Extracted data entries

--- START ---

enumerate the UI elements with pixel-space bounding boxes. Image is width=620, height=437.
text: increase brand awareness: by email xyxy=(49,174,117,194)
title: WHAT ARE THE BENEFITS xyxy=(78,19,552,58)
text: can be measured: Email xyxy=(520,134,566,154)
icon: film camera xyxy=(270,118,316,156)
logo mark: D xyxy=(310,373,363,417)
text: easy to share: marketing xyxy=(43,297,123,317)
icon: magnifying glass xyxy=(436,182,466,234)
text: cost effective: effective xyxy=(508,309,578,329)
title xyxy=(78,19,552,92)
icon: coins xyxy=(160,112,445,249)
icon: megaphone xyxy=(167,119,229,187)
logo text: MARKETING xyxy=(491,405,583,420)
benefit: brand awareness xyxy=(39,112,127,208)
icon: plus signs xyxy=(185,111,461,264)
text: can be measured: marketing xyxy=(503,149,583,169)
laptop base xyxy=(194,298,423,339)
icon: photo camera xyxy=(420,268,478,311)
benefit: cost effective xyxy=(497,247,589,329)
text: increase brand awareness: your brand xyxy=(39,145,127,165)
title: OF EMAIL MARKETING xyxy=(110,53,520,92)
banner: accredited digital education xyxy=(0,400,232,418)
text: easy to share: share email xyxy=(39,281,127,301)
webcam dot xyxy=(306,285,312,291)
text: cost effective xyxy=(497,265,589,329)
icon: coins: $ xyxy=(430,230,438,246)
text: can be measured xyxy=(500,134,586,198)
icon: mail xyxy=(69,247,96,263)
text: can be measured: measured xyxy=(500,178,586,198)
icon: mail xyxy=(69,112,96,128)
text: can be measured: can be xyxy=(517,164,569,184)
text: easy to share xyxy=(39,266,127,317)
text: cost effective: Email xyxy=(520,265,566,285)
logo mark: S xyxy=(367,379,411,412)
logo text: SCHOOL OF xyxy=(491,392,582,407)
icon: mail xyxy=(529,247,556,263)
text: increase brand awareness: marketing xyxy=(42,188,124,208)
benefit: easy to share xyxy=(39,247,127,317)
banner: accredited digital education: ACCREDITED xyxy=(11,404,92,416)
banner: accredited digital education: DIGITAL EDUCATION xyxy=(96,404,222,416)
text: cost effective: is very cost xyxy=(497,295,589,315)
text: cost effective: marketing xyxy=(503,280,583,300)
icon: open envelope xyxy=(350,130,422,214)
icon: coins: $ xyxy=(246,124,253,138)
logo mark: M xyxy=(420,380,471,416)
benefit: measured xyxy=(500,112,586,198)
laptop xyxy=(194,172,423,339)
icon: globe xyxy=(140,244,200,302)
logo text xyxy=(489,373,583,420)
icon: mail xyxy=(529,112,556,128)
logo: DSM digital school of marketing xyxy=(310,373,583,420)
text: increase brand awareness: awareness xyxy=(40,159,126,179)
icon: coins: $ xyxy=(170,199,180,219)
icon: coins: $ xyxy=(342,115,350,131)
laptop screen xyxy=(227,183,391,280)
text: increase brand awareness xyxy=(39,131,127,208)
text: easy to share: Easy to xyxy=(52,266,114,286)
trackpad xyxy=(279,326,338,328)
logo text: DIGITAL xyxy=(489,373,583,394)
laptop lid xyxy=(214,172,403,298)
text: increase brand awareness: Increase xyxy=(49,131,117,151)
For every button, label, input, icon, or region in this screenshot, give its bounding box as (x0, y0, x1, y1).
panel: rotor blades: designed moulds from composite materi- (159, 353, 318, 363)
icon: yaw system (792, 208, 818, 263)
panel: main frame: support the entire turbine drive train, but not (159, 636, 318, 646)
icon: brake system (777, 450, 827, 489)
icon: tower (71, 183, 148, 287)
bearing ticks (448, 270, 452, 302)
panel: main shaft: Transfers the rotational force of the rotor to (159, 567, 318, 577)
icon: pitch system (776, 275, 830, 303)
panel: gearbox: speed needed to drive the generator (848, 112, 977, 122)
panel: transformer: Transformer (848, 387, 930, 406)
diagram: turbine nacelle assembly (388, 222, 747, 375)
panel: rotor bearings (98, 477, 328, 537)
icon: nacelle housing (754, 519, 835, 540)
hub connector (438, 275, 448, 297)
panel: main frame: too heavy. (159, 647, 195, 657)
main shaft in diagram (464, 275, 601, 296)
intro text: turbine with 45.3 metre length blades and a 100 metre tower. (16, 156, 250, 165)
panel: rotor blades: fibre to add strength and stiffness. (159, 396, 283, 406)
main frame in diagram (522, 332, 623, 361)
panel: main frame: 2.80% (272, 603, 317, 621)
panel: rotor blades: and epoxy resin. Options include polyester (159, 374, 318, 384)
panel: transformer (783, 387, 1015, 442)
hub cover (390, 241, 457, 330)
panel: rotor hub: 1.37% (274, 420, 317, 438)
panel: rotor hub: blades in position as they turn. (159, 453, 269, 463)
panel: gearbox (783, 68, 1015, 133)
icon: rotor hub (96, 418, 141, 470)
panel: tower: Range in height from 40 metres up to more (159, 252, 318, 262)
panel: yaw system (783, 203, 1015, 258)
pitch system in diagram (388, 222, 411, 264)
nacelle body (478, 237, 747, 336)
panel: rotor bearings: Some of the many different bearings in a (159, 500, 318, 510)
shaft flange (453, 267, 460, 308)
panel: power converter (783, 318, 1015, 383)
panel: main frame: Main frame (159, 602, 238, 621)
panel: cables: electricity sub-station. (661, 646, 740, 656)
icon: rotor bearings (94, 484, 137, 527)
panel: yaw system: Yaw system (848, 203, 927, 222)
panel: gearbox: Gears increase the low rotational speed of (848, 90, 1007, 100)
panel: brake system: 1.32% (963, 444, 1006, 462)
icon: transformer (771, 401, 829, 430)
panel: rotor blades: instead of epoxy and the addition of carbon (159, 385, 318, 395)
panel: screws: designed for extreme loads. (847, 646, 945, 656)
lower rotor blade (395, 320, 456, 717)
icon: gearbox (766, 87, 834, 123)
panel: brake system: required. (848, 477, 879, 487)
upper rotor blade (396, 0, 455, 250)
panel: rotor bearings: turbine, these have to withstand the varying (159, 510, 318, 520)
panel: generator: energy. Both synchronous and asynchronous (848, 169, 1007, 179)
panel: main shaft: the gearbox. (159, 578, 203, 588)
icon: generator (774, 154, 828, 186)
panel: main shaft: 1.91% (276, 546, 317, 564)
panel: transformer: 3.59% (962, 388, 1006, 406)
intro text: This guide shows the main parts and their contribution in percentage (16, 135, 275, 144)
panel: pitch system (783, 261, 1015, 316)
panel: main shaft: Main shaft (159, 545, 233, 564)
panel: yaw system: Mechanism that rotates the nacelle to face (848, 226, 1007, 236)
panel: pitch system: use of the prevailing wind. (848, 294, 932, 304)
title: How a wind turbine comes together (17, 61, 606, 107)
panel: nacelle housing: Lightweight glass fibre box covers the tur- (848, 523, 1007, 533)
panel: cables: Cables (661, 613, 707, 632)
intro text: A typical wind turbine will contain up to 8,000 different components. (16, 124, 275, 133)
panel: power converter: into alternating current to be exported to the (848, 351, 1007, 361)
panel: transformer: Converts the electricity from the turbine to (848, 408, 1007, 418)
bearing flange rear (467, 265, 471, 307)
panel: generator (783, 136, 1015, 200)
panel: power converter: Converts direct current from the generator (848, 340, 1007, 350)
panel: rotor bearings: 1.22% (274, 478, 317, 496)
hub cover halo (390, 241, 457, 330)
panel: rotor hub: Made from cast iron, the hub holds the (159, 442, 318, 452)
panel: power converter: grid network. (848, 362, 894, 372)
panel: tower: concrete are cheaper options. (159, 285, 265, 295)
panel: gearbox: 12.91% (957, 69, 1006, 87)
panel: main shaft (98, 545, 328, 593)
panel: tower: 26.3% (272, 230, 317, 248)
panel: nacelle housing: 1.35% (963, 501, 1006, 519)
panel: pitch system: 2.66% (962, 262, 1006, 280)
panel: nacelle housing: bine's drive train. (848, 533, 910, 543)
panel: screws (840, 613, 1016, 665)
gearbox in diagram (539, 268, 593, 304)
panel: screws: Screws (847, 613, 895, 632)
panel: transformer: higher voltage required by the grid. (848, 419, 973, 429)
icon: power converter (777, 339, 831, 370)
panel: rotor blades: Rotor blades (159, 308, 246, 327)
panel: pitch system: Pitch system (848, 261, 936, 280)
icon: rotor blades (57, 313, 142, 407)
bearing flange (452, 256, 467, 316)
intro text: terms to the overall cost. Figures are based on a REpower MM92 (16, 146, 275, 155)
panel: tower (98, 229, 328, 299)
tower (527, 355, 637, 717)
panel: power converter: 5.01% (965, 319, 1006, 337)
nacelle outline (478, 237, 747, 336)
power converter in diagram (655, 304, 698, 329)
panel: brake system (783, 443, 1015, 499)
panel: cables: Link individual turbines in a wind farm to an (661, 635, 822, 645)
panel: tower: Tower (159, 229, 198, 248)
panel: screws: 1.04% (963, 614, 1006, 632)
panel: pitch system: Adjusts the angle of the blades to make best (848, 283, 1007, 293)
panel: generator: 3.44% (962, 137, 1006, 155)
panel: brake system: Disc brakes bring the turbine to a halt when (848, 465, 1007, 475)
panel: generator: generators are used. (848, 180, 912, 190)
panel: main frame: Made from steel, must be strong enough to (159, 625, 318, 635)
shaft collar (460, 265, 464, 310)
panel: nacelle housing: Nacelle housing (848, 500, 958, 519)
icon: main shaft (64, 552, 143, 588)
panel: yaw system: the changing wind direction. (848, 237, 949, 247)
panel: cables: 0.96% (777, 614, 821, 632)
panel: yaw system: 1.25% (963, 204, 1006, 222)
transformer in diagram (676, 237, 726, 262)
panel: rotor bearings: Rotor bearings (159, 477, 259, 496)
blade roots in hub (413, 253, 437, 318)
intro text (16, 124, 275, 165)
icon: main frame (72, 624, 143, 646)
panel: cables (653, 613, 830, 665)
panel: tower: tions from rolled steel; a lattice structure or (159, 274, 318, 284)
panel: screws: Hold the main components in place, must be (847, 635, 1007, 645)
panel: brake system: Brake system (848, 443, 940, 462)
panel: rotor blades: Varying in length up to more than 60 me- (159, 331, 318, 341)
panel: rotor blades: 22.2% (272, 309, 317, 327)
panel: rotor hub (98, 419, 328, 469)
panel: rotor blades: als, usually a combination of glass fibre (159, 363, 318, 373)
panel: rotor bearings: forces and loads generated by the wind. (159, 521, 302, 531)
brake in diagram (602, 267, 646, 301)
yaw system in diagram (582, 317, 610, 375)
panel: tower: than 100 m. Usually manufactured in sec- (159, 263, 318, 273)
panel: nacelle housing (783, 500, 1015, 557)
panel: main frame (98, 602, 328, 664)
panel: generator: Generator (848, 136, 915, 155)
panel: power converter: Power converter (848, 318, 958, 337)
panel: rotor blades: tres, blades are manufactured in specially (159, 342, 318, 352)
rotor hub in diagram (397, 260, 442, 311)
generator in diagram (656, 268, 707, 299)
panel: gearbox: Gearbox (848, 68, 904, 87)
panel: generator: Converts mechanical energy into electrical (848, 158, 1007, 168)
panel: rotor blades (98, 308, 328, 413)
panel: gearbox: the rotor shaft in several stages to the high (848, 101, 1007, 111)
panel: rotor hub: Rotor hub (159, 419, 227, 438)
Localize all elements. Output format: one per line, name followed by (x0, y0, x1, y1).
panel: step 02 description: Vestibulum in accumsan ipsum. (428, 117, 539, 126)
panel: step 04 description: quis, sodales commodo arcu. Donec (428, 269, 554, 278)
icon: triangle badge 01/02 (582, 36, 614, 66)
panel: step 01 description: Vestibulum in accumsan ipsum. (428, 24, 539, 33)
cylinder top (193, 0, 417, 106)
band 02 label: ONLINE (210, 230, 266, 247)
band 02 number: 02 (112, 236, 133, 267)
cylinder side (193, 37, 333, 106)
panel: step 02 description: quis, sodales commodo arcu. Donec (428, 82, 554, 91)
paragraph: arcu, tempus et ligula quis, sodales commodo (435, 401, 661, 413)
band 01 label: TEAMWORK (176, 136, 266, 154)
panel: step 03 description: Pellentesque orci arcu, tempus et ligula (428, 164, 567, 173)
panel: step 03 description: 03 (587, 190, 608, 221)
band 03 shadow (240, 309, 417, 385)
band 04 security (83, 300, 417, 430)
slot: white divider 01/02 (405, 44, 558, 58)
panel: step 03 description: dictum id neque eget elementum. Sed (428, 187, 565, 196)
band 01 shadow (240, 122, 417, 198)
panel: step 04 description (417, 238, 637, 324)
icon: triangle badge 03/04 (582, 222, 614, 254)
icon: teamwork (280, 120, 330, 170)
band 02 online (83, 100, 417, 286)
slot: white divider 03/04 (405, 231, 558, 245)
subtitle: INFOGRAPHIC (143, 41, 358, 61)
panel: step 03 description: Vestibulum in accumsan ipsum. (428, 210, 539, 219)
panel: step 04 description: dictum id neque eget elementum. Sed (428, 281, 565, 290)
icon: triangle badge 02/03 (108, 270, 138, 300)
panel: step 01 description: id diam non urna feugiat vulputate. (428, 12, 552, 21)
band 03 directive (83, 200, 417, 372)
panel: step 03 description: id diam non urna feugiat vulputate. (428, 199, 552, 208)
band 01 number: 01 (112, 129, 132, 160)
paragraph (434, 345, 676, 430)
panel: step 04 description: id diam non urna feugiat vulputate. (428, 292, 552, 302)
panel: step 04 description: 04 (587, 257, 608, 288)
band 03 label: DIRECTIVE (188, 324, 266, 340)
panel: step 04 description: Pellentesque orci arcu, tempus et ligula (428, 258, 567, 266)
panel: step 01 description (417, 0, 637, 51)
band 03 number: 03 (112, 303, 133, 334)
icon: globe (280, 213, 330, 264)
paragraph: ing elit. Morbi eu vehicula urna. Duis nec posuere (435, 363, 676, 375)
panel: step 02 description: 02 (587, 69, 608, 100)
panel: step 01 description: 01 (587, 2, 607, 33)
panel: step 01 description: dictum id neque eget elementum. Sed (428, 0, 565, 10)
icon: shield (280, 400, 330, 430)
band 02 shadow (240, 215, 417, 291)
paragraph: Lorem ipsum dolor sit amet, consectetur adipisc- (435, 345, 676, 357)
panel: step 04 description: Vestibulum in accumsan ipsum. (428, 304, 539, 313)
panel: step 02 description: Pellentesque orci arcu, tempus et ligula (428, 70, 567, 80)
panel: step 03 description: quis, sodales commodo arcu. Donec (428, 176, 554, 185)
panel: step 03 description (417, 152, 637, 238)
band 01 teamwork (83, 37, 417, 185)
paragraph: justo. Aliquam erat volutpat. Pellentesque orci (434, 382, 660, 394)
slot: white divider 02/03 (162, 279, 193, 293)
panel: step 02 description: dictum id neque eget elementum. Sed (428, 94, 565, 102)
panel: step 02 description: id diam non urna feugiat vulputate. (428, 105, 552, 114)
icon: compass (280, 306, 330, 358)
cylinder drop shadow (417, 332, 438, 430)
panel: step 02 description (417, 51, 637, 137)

--- END ---

> Goal
Repeat the lines from the start of the entries through the line holding "logo mark: D xyxy=(310,373,363,417)", inclusive.

> Response
enumerate the UI elements with pixel-space bounding boxes. Image is width=620, height=437.
text: increase brand awareness: by email xyxy=(49,174,117,194)
title: WHAT ARE THE BENEFITS xyxy=(78,19,552,58)
text: can be measured: Email xyxy=(520,134,566,154)
icon: film camera xyxy=(270,118,316,156)
logo mark: D xyxy=(310,373,363,417)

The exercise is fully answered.